§ **INSTRUCTION A**: From the records, repeat verbatim the part that opens with the line containing "- toc-item[interactable]: 4. KUADRI" and closes with the line containing "- program-date: 15", including both of those lines.

The eFlow series of electric bikes offer high performance, upgraded technology and balanced frame design. The E3 Flight is a less expensive version of the E3 Nitro and cuts cost (and weight) by removing the headset shock absorber, decreasing the size of the battery pack and removing one of the front chain rings. The end result is a bike that’s designed for urban riding, built like a road bike, but doesn’t offer quite as many pedal cadence choices. That said, with the twist throttle and pedal assist modes to help you out, it might be worth saving $500 over the upgraded E3 Nitro model.

Driving this bike is a strong, silent and sophisticated 500 watt gearless hub motor. It’s capable of moving larger riders, scaling moderate hills and it even offers regenerative braking to extend range. I’m a big fan of gearless hubs and appreciate the fact that eFlow integrated regenerative braking because it saves your brake pads! The truth is, it doesn’t offer a lot of actual “regeneration” but if you have a long hill, it’s nice to recoup some while reducing the heat and wear on your discs.

§ **INSTRUCTION B**: Transcribe the entire electric bike review word for word.

§ **PROVIDED DATA**:
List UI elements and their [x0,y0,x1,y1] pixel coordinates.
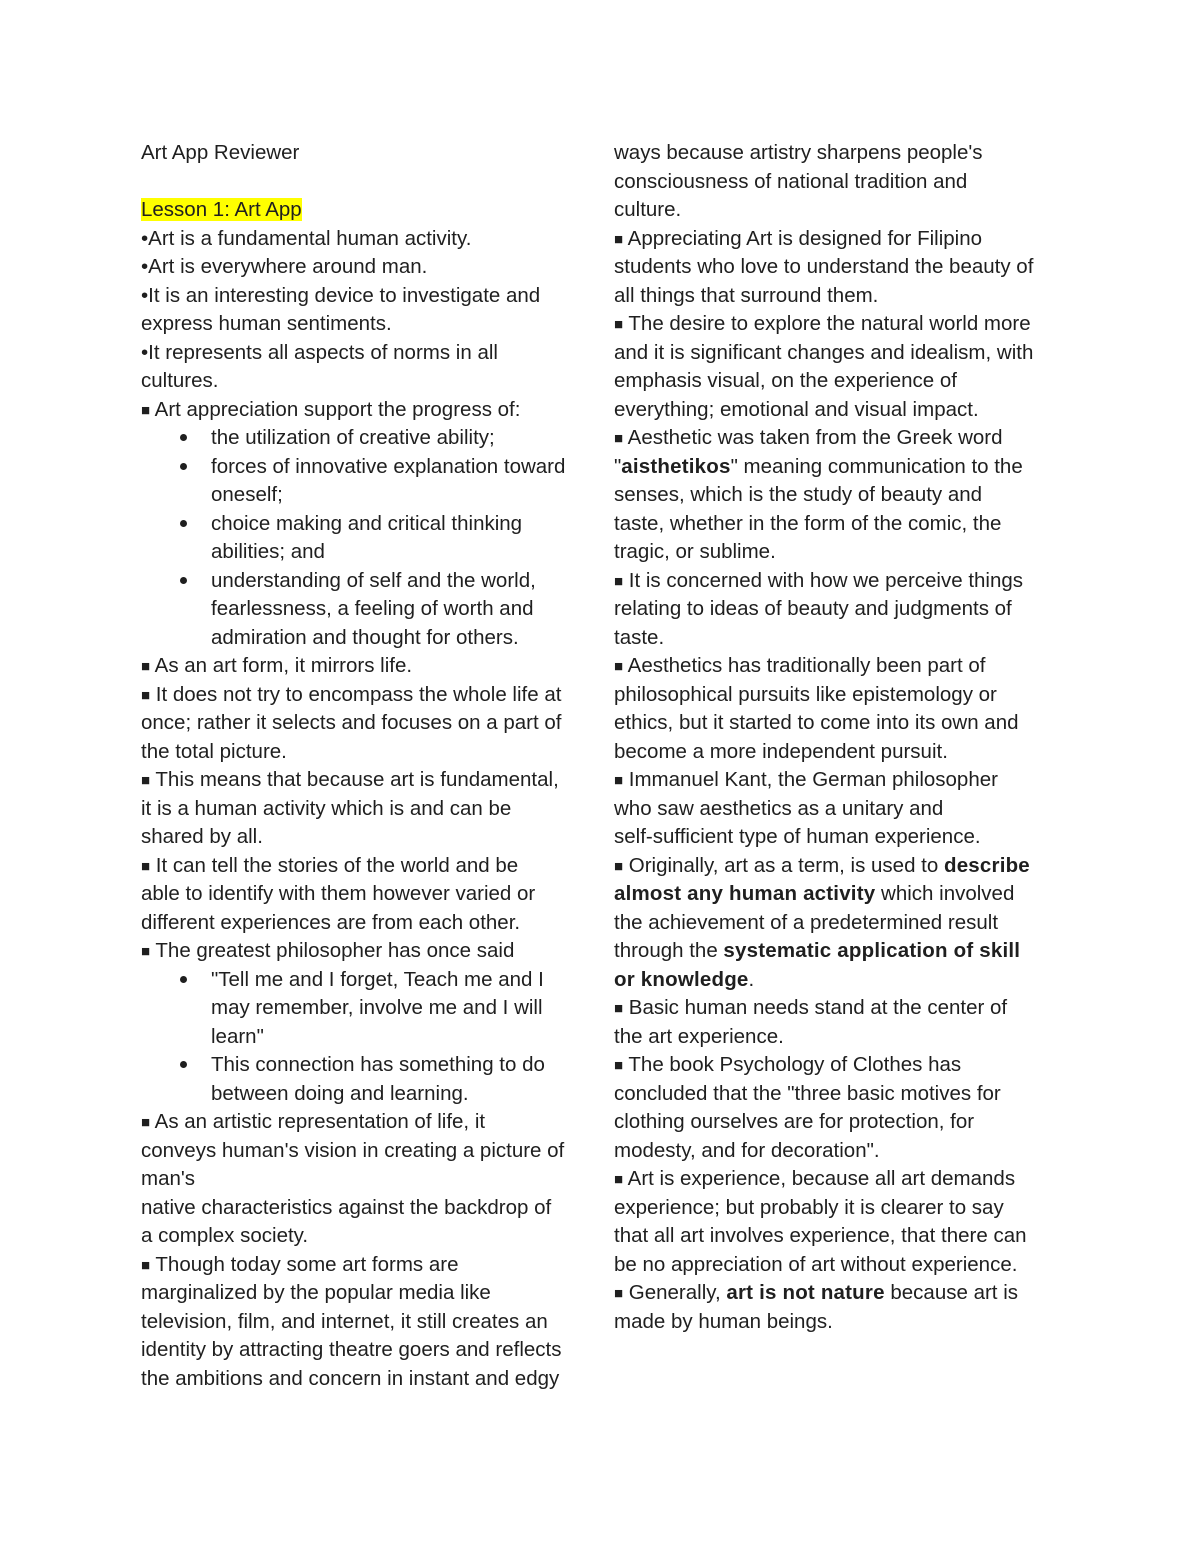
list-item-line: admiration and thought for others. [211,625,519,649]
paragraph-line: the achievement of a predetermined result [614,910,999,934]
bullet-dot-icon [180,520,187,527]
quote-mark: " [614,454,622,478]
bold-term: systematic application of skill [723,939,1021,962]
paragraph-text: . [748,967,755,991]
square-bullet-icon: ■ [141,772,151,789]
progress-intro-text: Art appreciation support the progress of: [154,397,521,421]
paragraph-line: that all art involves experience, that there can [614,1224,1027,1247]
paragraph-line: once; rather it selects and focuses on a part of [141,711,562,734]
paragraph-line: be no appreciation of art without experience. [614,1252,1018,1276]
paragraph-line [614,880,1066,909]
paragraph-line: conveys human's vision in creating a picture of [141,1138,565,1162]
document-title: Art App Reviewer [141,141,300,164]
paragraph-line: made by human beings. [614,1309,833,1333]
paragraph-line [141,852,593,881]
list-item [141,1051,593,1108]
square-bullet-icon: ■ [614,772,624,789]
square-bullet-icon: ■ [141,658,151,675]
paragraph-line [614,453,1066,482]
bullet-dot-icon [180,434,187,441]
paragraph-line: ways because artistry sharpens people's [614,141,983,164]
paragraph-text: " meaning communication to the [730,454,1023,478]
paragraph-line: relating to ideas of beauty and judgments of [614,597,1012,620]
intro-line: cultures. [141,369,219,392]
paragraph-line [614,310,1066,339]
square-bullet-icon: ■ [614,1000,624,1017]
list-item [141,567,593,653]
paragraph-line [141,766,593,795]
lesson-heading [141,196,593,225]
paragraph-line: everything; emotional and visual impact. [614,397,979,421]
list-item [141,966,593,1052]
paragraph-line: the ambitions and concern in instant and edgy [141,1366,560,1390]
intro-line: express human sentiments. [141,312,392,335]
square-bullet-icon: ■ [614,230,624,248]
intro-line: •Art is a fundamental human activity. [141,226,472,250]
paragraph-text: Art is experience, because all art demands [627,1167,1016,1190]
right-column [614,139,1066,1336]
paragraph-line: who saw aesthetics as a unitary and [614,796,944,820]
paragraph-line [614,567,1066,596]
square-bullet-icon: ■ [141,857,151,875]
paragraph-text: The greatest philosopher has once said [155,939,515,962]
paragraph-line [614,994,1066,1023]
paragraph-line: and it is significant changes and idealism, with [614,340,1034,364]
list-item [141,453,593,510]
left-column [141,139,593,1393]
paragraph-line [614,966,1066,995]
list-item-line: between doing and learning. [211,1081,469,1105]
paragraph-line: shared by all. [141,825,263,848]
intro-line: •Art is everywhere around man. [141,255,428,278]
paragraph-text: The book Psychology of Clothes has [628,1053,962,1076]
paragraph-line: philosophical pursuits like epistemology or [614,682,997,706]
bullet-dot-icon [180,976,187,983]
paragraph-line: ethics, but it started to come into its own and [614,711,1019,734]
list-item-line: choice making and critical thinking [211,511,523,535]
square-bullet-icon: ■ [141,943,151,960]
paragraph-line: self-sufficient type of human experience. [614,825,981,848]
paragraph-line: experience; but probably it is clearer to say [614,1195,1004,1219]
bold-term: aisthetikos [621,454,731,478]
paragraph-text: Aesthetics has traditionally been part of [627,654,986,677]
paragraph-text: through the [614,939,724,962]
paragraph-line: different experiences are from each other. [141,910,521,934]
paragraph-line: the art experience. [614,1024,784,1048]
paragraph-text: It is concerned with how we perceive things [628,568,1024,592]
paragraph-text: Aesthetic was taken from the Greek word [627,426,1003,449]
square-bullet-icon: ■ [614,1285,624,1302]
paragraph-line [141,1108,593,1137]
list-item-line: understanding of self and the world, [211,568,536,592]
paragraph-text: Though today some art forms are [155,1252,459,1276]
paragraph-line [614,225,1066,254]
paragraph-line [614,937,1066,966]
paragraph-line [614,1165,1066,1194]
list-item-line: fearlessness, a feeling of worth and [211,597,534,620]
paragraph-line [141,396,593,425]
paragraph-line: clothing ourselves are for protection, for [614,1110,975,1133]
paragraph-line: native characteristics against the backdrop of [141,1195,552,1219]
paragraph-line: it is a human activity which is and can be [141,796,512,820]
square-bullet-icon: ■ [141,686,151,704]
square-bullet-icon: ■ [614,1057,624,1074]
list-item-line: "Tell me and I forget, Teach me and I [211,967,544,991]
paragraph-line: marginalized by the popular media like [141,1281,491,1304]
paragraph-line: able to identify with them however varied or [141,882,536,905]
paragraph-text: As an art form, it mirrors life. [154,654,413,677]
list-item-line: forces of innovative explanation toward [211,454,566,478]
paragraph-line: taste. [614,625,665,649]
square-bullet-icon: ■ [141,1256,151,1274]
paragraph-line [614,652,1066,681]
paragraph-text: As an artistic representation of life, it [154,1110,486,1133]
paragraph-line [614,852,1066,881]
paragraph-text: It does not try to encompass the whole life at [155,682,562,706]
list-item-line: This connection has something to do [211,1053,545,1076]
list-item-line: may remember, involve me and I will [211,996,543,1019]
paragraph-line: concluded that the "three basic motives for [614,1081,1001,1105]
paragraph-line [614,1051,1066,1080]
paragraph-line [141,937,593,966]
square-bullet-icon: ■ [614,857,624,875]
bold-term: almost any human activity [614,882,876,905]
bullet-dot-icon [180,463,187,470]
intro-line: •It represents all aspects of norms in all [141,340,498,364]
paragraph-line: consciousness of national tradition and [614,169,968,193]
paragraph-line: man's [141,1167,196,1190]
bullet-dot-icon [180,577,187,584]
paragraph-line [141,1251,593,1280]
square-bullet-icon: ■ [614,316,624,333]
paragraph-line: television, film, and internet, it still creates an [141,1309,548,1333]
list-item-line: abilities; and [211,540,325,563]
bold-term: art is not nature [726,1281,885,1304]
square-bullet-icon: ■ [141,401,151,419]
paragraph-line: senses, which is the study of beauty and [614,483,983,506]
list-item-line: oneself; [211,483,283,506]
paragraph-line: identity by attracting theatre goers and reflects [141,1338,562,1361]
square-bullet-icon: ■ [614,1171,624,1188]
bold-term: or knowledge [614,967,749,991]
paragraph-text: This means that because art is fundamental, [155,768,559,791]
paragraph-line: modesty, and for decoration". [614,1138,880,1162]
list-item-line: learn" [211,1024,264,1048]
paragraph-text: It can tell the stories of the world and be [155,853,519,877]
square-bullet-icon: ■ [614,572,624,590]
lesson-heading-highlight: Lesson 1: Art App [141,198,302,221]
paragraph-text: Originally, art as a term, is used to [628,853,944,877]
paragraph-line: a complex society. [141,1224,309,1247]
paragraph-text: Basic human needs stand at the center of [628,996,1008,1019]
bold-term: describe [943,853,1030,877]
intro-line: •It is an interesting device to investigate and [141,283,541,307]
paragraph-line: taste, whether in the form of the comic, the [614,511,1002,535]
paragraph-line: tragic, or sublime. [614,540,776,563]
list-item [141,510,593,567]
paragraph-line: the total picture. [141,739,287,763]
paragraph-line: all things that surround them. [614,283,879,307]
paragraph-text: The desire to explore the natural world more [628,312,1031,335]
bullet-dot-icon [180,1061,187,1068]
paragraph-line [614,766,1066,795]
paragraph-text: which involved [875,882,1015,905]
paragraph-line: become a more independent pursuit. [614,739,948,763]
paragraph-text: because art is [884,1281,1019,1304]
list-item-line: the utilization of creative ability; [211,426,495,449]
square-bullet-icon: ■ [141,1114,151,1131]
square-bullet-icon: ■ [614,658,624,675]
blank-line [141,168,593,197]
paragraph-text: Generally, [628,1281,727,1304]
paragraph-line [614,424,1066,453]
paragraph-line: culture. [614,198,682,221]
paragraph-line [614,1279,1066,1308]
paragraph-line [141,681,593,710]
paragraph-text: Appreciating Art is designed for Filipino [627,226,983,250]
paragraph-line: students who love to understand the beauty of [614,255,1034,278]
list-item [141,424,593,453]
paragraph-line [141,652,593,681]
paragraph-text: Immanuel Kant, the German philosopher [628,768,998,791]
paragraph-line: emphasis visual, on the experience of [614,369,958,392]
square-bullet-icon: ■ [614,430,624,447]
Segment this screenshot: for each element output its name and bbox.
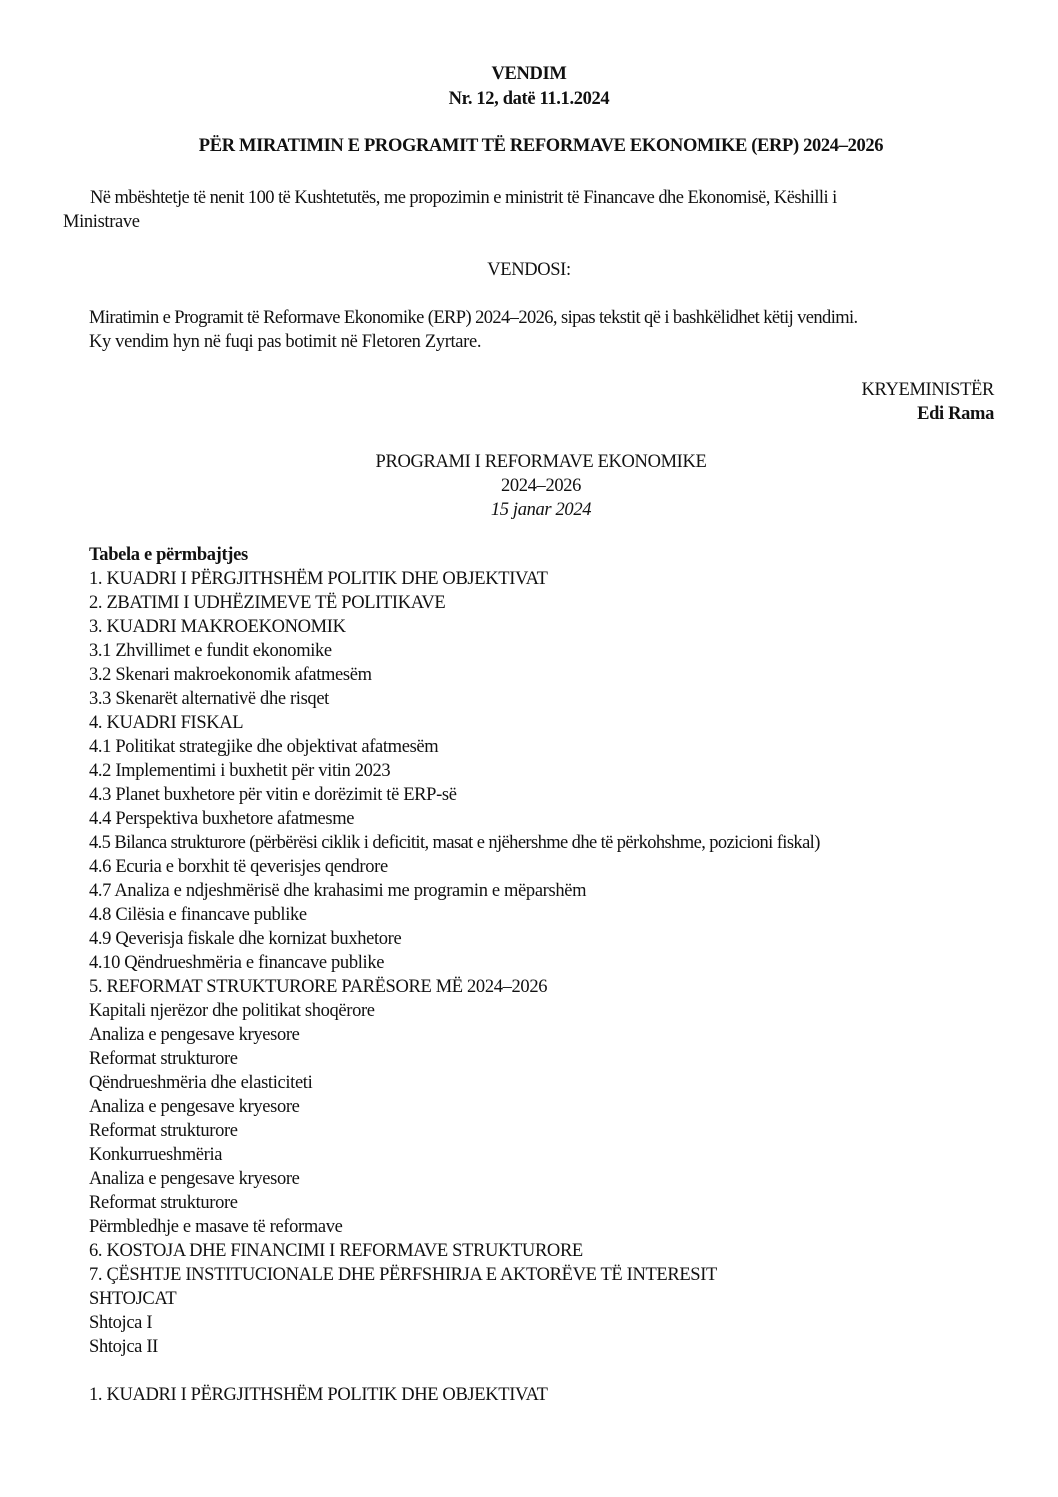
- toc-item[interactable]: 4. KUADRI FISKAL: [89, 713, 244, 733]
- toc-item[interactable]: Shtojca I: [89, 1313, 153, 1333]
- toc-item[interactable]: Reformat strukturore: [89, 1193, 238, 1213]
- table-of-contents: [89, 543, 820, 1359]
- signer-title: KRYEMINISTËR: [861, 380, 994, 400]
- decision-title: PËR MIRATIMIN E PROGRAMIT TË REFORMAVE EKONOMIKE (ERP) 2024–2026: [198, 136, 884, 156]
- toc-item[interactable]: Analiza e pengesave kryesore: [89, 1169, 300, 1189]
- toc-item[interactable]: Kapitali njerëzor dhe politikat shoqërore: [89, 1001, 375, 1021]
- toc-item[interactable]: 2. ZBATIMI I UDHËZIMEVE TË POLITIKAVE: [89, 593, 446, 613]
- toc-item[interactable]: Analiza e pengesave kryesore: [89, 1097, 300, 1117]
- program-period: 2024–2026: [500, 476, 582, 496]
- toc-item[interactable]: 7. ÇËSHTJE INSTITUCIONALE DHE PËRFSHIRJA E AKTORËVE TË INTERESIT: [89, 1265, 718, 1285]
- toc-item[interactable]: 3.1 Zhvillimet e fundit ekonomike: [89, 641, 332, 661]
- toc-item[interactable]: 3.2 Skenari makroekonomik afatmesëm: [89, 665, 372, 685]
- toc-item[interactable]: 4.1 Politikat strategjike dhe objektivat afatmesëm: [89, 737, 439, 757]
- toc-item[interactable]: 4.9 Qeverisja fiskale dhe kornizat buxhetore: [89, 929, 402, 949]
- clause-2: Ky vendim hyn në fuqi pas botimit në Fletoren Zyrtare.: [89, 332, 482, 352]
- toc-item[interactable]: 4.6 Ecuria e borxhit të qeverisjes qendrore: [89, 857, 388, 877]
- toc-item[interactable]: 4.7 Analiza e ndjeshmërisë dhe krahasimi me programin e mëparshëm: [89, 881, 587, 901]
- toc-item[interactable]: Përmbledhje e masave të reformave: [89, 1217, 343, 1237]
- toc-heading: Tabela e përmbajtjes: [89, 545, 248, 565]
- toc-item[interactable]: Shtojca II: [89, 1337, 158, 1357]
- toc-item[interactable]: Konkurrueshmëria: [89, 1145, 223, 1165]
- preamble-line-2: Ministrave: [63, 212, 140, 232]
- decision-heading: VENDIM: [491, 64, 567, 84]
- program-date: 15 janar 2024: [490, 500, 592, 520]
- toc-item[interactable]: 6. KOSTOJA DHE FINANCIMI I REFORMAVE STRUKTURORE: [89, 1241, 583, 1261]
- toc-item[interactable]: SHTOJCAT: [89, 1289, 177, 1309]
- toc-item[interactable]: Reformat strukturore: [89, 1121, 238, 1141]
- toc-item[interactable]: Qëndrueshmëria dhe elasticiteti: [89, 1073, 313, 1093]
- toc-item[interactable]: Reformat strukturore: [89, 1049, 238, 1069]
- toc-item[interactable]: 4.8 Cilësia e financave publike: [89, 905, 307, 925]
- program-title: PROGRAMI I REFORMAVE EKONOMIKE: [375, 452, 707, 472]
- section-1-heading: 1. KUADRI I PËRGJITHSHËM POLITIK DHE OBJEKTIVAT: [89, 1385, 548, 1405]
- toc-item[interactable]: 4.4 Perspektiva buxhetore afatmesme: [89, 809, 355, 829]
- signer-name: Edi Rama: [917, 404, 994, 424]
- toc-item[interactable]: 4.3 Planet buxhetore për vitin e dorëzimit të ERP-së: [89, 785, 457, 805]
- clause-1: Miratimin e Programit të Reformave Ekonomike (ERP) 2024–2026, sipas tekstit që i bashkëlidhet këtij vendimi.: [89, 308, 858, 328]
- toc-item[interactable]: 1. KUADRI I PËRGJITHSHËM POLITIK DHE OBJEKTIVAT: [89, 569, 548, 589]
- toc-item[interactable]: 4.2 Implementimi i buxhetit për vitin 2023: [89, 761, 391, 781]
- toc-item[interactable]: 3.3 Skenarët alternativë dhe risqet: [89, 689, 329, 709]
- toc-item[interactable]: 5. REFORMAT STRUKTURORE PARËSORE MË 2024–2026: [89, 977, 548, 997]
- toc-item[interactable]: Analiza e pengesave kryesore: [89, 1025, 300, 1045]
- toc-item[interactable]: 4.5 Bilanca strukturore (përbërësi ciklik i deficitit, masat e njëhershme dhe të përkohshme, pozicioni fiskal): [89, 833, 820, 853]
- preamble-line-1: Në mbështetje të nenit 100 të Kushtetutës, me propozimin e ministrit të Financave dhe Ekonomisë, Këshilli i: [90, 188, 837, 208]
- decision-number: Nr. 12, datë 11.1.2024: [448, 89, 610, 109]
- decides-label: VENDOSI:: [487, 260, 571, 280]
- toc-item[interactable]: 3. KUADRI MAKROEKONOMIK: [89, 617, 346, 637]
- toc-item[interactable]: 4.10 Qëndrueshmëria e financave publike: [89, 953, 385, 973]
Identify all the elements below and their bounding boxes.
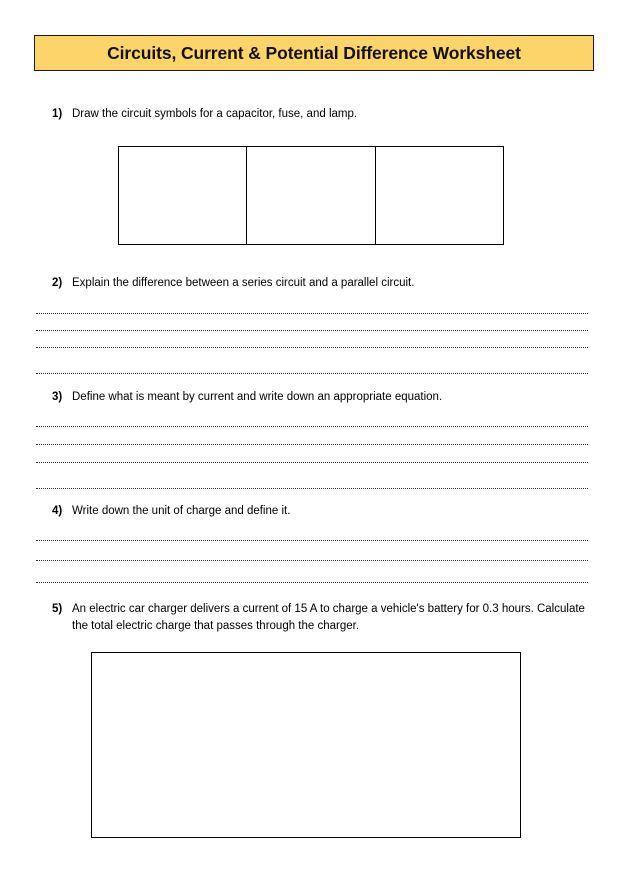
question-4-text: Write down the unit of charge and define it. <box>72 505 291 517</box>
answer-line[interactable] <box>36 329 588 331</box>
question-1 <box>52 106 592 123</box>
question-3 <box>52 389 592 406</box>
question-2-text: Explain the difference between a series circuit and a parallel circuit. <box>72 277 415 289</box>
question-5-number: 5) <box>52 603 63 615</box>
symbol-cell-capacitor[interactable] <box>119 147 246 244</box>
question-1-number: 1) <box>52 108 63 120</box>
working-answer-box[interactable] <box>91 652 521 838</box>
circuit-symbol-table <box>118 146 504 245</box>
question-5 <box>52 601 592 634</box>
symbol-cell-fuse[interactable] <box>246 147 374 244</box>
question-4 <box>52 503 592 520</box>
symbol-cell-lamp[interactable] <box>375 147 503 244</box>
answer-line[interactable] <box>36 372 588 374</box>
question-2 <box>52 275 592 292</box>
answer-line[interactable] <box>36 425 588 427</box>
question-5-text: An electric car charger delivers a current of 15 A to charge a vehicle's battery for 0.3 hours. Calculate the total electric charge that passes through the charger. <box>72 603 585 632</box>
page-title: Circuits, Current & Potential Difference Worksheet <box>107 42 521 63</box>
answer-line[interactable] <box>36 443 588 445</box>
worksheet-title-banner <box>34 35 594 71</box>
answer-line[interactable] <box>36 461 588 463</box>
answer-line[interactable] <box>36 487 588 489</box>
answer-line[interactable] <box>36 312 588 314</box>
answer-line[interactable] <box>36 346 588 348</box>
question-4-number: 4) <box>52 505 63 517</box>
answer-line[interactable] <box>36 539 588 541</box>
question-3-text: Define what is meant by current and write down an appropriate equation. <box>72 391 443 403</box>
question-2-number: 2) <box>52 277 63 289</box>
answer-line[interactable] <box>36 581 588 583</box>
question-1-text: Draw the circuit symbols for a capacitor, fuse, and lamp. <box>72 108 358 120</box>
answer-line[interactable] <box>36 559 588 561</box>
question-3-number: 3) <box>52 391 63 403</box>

§ **COMPLETE ANSWER A**:
- toc-item[interactable]: 4. KUADRI FISKAL: [89, 713, 244, 733]
- toc-item[interactable]: Shtojca I: [89, 1313, 153, 1333]
- toc-item[interactable]: Reformat strukturore: [89, 1193, 238, 1213]
- table-of-contents: [89, 543, 820, 1359]
- signer-title: KRYEMINISTËR: [861, 380, 994, 400]
- decision-title: PËR MIRATIMIN E PROGRAMIT TË REFORMAVE EKONOMIKE (ERP) 2024–2026: [198, 136, 884, 156]
- toc-item[interactable]: Analiza e pengesave kryesore: [89, 1169, 300, 1189]
- toc-item[interactable]: Kapitali njerëzor dhe politikat shoqërore: [89, 1001, 375, 1021]
- toc-item[interactable]: 2. ZBATIMI I UDHËZIMEVE TË POLITIKAVE: [89, 593, 446, 613]
- toc-item[interactable]: Analiza e pengesave kryesore: [89, 1097, 300, 1117]
- program-period: 2024–2026: [500, 476, 582, 496]
- toc-item[interactable]: 7. ÇËSHTJE INSTITUCIONALE DHE PËRFSHIRJA E AKTORËVE TË INTERESIT: [89, 1265, 718, 1285]
- toc-item[interactable]: 3.1 Zhvillimet e fundit ekonomike: [89, 641, 332, 661]
- toc-item[interactable]: 3.2 Skenari makroekonomik afatmesëm: [89, 665, 372, 685]
- toc-item[interactable]: 4.1 Politikat strategjike dhe objektivat afatmesëm: [89, 737, 439, 757]
- toc-item[interactable]: 4.9 Qeverisja fiskale dhe kornizat buxhetore: [89, 929, 402, 949]
- clause-2: Ky vendim hyn në fuqi pas botimit në Fletoren Zyrtare.: [89, 332, 482, 352]
- toc-item[interactable]: 4.6 Ecuria e borxhit të qeverisjes qendrore: [89, 857, 388, 877]
- toc-item[interactable]: 4.7 Analiza e ndjeshmërisë dhe krahasimi me programin e mëparshëm: [89, 881, 587, 901]
- toc-item[interactable]: Përmbledhje e masave të reformave: [89, 1217, 343, 1237]
- toc-heading: Tabela e përmbajtjes: [89, 545, 248, 565]
- toc-item[interactable]: Shtojca II: [89, 1337, 158, 1357]
- toc-item[interactable]: Konkurrueshmëria: [89, 1145, 223, 1165]
- preamble-line-2: Ministrave: [63, 212, 140, 232]
- decision-heading: VENDIM: [491, 64, 567, 84]
- program-date: 15 janar 2024: [490, 500, 592, 520]

§ **COMPLETE ANSWER B**:
The eFlow series of electric bikes offer high performance, upgraded technology and balanced frame design. The E3 Flight is a less expensive version of the E3 Nitro and cuts cost (and weight) by removing the headset shock absorber, decreasing the size of the battery pack and removing one of the front chain rings. The end result is a bike that’s designed for urban riding, built like a road bike, but doesn’t offer quite as many pedal cadence choices. That said, with the twist throttle and pedal assist modes to help you out, it might be worth saving $500 over the upgraded E3 Nitro model.

Driving this bike is a strong, silent and sophisticated 500 watt gearless hub motor. It’s capable of moving larger riders, scaling moderate hills and it even offers regenerative braking to extend range. I’m a big fan of gearless hubs and appreciate the fact that eFlow integrated regenerative braking because it saves your brake pads! The truth is, it doesn’t offer a lot of actual “regeneration” but if you have a long hill, it’s nice to recoup some while reducing the heat and wear on your discs.